EXCERPT TO READ —
________________________________________

I would like to see the observer effect "in action" like toggling the interference pattern by observing or not. To be clear, I don't want to myself observe: I want to observe the *experiment (+ observer) OR (+ 0) = outcome* where the middle term is switched on and off and I can see, by the changing outcome, the observer effect. --80.99.254.208 (talk) 20:11, 1 September 2012 (UTC)
- This is an interesting question. Note that if you have a photon-detecting device at one slit with, say, its readout hidden behind a door so you can't see it, opening the door is not going to make the interference pattern disappear. All that's necessary to make the interference pattern disappear is recording the passage of the photon somewhere, even if only as electrical signals in the bowels of the machine. That aside, the idea makes sense in theory, but there are practical problems:
- A milliwatt laser at a visible wavelength emits upwards of 1015 (1,000,000,000,000,000) photons per second. That's pretty dim light. To make this experiment work you need photons to pass through the slits at a rate slow enough that you can detect each one individually. So you're not actually going to be able to see the light on the screen at the far side of the slits.
- Practically speaking I don't see how you could detect a photon's passage through the slit without absorbing it, but that makes the experiment pretty boring since you're simply blocking one of the slits. The detector would need to be connected to another laser at the slit which would emit a photon whenever one was detected. Quantum mechanically it doesn't matter, but you might find the experiment less convincing this way.
- Practically speaking I think the only way to prevent measurement of the photon's passage would be to physically remove the detector (and re-emission laser) from the slit. Again, this might make the experiment less convincing, especially since single-photon detectors are not very accurate in the first place and the mere presence of one in the slit is going to make a big difference, measurement effect or no.
- -- BenRG (talk) 22:33, 1 September 2012 (UTC)
- Some of the difficulties pointed out by BenRG would be less problematic if you use electron instead of photons in the double slit experiment. Dauto (talk) 23:22, 1 September 2012 (UTC)
- I may not know the actual way of things, but as far as I was taught in university level Special Relativity, they observer theory concerning quantum superposition of states, appears to be incomplete or faulty - everying in the universe is an observer, everything contantly communicates information through the fundamental forces. Observation should more likely to be statistically determined than definitively determined, but how? Plasmic Physics (talk) 02:12, 2 September 2012 (UTC)
- Note that quite ordinary photomultipliers (http://wiki.riteme.site/wiki/Photomultiplier) can detect single photons. Measuring the precise time of photon arival is another matter. Wickwack58.167.241.235 (talk) 02:50, 2 September 2012 (UTC)

________________________________________

Records from a dataset —
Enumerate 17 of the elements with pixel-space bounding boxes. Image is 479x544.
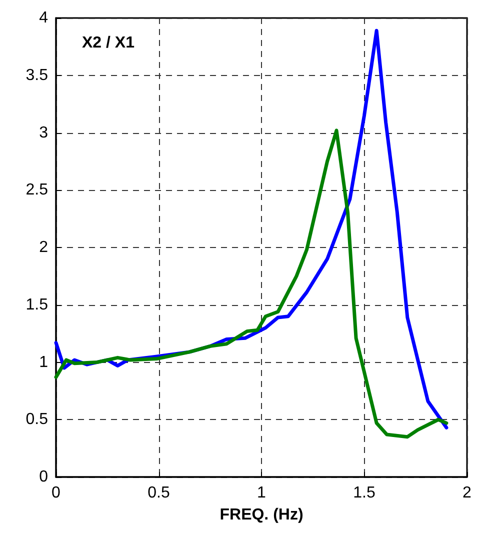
y-tick-label: 0 <box>39 468 48 486</box>
x-tick-label: 0 <box>52 484 61 502</box>
x-tick-label: 1 <box>257 484 266 502</box>
y-tick-label: 3 <box>39 124 48 142</box>
x-axis-title: FREQ. (Hz) <box>220 506 304 524</box>
annotation: X2 / X1 <box>82 34 135 52</box>
y-tick-label: 4 <box>39 10 48 26</box>
y-tick-label: 2 <box>39 239 48 256</box>
x-tick-label: 1.5 <box>353 484 376 502</box>
y-tick-label: 1 <box>39 354 48 371</box>
line-series <box>54 128 448 439</box>
y-tick-label: 0.5 <box>26 411 48 428</box>
y-tick-label: 3.5 <box>26 66 48 84</box>
y-tick-label: 2.5 <box>26 182 48 199</box>
x-tick-label: 0.5 <box>148 484 170 502</box>
x-tick-label: 2 <box>462 484 472 502</box>
y-tick-label: 1.5 <box>26 296 48 314</box>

________________________________________

TASKS —
(1) In the discussion of the observer effect, what does Dauto suggest using instead of photons in the double-slit experiment?
(2) Do these statements agree with the discussion of the observer effect? Answer yes or no for each and quote the words of the discussion that decide it.
(a) Opening a door to reveal a hidden detector readout makes the interference pattern disappear.
(b) Ordinary photomultipliers can detect single photons.
(c) Single-photon detectors are very accurate.
(3) Print the stretch of the discussion of the observer effect from "- I may not" through "02:12, 2 September 2012 (UTC)".
These records come from a different source than the text.

WRITTEN ANSWERS —
(1) Electrons.

(2)
(a) No: "opening the door is not going to make the interference pattern disappear"
(b) Yes: "quite ordinary photomultipliers (http://wiki.riteme.site/wiki/Photomultiplier) can detect single photons"
(c) No: "single-photon detectors are not very accurate in the first place"

(3)
- I may not know the actual way of things, but as far as I was taught in university level Special Relativity, they observer theory concerning quantum superposition of states, appears to be incomplete or faulty - everying in the universe is an observer, everything contantly communicates information through the fundamental forces. Observation should more likely to be statistically determined than definitively determined, but how? Plasmic Physics (talk) 02:12, 2 September 2012 (UTC)